GIVEN INSTRUCTION A — Reproduce the records verbatim, starting with their first line and ending after the line that contains "data-point-triangle [295,281,316,300]".

[START DOCUMENT TEXT]

问题
It is my understanding that the itertools functions are written in C. If i wanted to speed this example code up:
import numpy as np
from itertools import combinations_with_replacement
def combinatorics(LargeArray):
newArray = np.empty((LargeArray.shape[0],LargeArray.shape[0]))
for x, y in combinations_with_replacement(xrange(LargeArray.shape[0]), r=2):
z = LargeArray[x] + LargeArray[y]
newArray[x, y] = z
return newArray
Since combinations_with_replacement
is written in C, does that imply that it can't be sped up? Please advise.
Thanks in advance.
回答1:
It's true that combinations_with_replacement
is written in C, which means that you're not likely to speed up the implementation of that part of the code. But most of your code isn't spent on finding the combinations: it's on the for
loop that does the additions. You really, really, really want to avoid that kind of loop if at all possible when you're using numpy. This version will do almost the same thing, through the magic of broadcasting:
def sums(large_array):
return large_array.reshape((-1, 1)) + large_array.reshape((1, -1))
For example:
>>> ary = np.arange(5).astype(float)
>>> np.triu(combinatorics(ary))

[END DOCUMENT TEXT]
[START THE INPUT]

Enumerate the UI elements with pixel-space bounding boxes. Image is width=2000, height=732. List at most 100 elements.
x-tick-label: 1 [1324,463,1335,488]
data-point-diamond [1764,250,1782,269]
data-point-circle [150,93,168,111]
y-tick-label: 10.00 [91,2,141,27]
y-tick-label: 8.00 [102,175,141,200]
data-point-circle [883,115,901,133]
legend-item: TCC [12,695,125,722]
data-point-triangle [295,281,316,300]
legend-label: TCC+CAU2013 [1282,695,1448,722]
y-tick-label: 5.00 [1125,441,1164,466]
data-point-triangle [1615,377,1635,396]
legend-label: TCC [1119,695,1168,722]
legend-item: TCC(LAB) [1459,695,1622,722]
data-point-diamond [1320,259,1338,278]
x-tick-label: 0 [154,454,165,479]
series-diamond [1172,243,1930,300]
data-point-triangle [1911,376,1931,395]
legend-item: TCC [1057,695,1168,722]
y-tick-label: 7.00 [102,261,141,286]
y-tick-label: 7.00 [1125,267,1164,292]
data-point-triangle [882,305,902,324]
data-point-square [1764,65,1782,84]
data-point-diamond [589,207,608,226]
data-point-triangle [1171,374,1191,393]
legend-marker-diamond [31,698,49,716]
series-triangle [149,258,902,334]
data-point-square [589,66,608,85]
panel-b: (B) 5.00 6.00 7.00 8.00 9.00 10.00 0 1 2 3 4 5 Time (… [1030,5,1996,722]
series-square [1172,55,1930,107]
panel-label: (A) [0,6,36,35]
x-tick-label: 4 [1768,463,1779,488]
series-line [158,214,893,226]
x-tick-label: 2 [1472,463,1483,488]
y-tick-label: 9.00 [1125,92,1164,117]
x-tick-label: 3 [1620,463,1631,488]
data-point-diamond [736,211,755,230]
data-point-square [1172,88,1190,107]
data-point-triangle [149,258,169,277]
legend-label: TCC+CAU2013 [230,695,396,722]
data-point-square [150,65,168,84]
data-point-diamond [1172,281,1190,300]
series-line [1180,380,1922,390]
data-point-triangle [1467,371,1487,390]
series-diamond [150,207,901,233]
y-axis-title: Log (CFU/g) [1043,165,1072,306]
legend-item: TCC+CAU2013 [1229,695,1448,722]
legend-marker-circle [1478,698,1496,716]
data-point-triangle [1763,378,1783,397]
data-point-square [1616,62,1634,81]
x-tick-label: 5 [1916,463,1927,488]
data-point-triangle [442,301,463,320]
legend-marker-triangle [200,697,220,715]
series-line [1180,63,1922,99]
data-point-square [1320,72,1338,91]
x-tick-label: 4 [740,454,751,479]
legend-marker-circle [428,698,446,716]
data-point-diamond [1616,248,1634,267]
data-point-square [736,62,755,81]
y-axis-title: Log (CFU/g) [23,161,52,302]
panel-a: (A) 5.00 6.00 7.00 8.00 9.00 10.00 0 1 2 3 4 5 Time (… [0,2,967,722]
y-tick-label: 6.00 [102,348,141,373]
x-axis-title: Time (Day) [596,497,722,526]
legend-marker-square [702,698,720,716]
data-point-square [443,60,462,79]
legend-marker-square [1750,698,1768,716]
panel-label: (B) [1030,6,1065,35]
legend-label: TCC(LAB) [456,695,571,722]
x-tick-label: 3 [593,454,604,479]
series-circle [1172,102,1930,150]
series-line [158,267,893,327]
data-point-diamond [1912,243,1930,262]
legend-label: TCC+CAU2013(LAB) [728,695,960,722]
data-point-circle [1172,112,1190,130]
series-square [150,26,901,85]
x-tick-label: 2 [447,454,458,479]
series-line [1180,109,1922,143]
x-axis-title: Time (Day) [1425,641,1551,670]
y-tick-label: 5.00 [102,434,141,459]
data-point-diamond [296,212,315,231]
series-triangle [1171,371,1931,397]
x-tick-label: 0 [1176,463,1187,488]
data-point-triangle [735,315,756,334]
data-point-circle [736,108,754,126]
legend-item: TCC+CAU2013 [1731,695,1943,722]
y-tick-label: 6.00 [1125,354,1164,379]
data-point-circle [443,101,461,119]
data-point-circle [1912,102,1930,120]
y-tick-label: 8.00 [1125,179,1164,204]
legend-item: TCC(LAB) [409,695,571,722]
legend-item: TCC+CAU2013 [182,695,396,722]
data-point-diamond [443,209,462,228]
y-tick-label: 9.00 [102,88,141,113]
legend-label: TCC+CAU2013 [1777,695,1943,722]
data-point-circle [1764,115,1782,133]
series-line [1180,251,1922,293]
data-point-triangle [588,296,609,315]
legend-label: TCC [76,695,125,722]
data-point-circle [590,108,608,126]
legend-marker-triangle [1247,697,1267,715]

[END THE INPUT]

GIVEN INSTRUCTION B — Continue the thread about speeding up NumPy code that uses combinations_with_replacement, picking up right after its final line.

FINAL RESULT A —
Enumerate the UI elements with pixel-space bounding boxes. Image is width=2000, height=732. List at most 100 elements.
x-tick-label: 1 [1324,463,1335,488]
data-point-diamond [1764,250,1782,269]
data-point-circle [150,93,168,111]
y-tick-label: 10.00 [91,2,141,27]
y-tick-label: 8.00 [102,175,141,200]
data-point-circle [883,115,901,133]
legend-item: TCC [12,695,125,722]
data-point-triangle [295,281,316,300]

FINAL RESULT B —
array([[ 0., 1., 2., 3., 4.],
[ 0., 2., 3., 4., 5.],
[ 0., 0., 4., 5., 6.],
[ 0., 0., 0., 6., 7.],
[ 0., 0., 0., 0., 8.]])
>>> np.triu(sums(ary))
array([[ 0., 1., 2., 3., 4.],
[ 0., 2., 3., 4., 5.],
[ 0., 0., 4., 5., 6.],
[ 0., 0., 0., 6., 7.],
[ 0., 0., 0., 0., 8.]])
The difference is that combinatorics
leaves the lower triangle as random gibberish, where sums
makes the matrix symmetric. If you really wanted to avoid adding everything twice, you probably could, but I can't think of how to do it off the top of my head.
Oh, and the other difference:
>>> big_ary = np.random.random(1000)
>>> %timeit combinatorics(big_ary)
1 loops, best of 3: 482 ms per loop
>>> %timeit sums(big_ary)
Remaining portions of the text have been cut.